*EXERCISE*: Check each line of the entries below for the string "Discount"; copy every line where it appears.

━━━ DATA PROVIDED

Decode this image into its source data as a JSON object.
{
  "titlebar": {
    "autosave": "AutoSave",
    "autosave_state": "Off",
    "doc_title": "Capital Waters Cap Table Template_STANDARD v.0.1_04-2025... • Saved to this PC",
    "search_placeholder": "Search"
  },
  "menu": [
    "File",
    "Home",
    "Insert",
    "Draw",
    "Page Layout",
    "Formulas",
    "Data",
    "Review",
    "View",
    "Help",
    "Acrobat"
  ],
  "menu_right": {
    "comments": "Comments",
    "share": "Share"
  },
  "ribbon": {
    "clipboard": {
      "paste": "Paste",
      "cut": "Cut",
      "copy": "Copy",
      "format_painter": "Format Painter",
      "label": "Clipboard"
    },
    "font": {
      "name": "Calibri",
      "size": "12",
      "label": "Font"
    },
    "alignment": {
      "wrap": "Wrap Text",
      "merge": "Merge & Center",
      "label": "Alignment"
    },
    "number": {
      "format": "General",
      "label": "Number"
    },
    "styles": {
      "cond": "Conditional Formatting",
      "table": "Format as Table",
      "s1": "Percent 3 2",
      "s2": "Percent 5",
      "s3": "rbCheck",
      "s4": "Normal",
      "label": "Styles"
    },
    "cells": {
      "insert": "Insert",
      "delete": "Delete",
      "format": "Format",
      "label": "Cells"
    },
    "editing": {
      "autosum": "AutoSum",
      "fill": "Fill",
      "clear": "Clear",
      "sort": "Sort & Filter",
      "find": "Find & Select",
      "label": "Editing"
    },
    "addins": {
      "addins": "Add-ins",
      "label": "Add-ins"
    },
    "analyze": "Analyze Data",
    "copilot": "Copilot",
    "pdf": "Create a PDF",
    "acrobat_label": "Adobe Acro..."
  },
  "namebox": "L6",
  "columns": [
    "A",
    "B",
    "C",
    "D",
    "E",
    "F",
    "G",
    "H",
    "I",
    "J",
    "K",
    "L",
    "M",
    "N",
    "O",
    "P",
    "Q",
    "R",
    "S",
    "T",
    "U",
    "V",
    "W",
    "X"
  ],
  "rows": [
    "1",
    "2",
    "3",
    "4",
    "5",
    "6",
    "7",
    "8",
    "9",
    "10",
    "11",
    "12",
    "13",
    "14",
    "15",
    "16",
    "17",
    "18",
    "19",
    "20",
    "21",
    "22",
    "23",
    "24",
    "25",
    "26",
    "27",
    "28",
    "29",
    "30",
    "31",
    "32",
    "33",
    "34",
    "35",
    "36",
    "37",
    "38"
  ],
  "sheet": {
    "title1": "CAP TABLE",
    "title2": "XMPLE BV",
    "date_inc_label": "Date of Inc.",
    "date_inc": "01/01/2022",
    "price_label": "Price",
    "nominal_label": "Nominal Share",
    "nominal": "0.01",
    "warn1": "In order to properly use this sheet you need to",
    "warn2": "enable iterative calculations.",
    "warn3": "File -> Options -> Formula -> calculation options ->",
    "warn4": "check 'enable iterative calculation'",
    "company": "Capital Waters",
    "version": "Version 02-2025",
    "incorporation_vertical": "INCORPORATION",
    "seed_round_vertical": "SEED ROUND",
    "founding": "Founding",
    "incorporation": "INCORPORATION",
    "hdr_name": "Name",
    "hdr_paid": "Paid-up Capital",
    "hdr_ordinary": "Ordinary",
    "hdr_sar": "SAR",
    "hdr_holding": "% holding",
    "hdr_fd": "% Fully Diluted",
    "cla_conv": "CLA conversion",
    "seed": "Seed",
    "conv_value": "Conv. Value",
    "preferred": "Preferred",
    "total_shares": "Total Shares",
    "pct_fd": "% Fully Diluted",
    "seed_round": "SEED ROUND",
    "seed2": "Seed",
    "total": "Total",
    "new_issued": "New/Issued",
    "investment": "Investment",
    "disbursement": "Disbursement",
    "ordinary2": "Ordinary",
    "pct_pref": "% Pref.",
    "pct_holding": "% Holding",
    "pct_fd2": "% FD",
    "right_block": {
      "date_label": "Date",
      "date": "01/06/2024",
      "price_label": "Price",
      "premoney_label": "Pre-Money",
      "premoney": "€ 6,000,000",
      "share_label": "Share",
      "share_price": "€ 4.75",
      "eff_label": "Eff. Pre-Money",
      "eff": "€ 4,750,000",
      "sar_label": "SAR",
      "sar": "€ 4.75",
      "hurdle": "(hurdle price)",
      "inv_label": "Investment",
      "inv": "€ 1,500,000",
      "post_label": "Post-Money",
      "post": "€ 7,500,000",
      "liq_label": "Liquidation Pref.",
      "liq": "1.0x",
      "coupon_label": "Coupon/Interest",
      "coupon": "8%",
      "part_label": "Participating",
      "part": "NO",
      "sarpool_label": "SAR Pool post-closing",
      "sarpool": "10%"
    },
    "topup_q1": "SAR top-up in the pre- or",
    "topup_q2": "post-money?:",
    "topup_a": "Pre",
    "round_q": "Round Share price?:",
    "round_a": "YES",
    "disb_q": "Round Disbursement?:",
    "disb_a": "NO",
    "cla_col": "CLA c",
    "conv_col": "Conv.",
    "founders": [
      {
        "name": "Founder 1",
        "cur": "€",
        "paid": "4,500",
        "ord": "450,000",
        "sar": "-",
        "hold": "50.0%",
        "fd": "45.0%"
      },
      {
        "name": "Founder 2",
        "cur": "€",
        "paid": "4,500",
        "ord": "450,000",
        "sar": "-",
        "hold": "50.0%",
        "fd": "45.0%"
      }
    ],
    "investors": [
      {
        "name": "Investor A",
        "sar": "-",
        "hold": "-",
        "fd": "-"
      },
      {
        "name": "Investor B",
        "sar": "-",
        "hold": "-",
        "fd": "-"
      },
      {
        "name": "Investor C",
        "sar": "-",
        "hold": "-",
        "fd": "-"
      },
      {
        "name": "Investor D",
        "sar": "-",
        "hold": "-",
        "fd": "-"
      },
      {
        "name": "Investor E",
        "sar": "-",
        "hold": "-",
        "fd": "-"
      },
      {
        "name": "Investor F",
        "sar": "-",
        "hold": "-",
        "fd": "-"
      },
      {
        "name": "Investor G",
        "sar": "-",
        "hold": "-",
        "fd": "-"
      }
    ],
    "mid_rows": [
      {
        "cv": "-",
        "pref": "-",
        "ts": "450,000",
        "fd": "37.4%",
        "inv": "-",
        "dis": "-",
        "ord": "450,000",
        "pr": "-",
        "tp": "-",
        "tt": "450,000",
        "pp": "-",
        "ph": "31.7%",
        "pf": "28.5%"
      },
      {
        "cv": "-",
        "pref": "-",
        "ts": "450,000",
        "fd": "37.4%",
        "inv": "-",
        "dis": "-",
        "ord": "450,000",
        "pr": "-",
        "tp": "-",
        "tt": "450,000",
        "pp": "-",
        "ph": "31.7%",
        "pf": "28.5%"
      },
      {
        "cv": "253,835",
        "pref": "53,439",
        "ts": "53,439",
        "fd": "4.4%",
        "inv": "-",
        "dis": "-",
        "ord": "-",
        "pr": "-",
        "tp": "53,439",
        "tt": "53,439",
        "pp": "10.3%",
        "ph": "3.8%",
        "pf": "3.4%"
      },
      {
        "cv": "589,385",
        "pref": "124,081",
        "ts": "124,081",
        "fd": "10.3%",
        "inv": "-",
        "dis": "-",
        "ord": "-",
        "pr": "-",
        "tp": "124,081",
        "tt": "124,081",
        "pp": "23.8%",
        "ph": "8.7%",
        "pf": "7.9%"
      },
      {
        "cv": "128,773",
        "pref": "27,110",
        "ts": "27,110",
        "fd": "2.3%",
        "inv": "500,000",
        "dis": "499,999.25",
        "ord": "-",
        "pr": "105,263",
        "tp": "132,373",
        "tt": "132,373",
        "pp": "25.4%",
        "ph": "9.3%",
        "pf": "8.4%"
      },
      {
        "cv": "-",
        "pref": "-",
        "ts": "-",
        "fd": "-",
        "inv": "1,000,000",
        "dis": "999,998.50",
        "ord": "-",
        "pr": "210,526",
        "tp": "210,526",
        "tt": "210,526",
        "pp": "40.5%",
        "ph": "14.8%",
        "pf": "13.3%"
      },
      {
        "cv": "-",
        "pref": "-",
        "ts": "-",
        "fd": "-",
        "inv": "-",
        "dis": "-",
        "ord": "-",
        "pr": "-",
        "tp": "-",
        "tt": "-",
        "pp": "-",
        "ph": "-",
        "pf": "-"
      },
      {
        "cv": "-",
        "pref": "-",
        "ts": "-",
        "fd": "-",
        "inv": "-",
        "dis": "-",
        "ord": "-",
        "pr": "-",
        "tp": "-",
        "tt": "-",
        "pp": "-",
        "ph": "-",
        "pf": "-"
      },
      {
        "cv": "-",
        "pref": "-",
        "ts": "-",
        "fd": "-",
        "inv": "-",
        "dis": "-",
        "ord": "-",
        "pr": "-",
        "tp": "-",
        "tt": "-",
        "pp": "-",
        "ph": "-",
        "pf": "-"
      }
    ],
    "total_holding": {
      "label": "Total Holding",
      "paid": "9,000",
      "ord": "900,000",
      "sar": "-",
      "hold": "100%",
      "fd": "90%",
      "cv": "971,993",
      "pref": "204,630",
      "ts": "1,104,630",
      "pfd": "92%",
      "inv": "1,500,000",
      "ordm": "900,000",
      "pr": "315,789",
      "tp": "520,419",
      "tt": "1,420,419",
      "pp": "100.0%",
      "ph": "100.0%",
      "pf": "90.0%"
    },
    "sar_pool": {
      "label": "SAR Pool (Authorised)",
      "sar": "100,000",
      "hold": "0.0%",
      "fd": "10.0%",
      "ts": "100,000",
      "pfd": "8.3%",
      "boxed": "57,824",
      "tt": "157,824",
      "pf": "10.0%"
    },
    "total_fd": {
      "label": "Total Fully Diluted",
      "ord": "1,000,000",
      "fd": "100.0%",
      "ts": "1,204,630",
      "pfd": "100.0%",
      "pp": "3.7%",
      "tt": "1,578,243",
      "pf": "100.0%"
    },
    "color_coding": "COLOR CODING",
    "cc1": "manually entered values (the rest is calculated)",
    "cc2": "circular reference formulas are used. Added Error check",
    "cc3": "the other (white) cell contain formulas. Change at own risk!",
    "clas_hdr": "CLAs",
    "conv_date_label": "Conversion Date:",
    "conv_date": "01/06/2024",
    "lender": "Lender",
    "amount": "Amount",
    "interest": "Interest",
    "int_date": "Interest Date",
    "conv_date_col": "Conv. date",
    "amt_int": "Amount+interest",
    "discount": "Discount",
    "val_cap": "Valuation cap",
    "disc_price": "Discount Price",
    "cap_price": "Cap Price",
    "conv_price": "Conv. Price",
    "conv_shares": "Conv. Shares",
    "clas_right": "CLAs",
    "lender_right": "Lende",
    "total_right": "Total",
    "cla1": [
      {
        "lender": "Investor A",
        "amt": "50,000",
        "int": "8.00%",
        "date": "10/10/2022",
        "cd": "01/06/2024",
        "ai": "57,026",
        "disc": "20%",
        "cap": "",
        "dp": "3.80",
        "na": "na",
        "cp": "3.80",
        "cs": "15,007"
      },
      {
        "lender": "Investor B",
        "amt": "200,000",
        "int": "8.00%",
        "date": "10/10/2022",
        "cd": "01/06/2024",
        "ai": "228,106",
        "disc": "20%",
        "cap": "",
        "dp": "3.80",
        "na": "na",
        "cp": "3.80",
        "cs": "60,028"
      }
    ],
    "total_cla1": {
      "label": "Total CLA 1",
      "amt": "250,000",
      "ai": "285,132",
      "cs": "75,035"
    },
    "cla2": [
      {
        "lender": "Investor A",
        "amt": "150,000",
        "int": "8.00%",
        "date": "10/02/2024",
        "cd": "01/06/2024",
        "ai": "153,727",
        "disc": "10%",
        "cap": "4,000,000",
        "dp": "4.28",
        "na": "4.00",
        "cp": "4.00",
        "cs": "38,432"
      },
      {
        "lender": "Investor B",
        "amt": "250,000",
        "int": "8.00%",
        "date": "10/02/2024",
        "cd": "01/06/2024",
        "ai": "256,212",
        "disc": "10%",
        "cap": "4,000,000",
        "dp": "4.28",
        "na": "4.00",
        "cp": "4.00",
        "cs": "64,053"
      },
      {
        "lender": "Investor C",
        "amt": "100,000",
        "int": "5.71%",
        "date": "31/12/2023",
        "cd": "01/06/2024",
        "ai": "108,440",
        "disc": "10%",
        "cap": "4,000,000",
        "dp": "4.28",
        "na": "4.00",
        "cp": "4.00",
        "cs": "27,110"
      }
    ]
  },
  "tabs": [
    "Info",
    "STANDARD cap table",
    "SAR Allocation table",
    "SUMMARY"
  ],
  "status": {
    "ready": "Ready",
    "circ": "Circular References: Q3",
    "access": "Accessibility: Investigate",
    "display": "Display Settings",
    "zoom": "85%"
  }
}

━━━━━━

*EXPECTED OUTPUT*:
    "discount": "Discount",
    "disc_price": "Discount Price",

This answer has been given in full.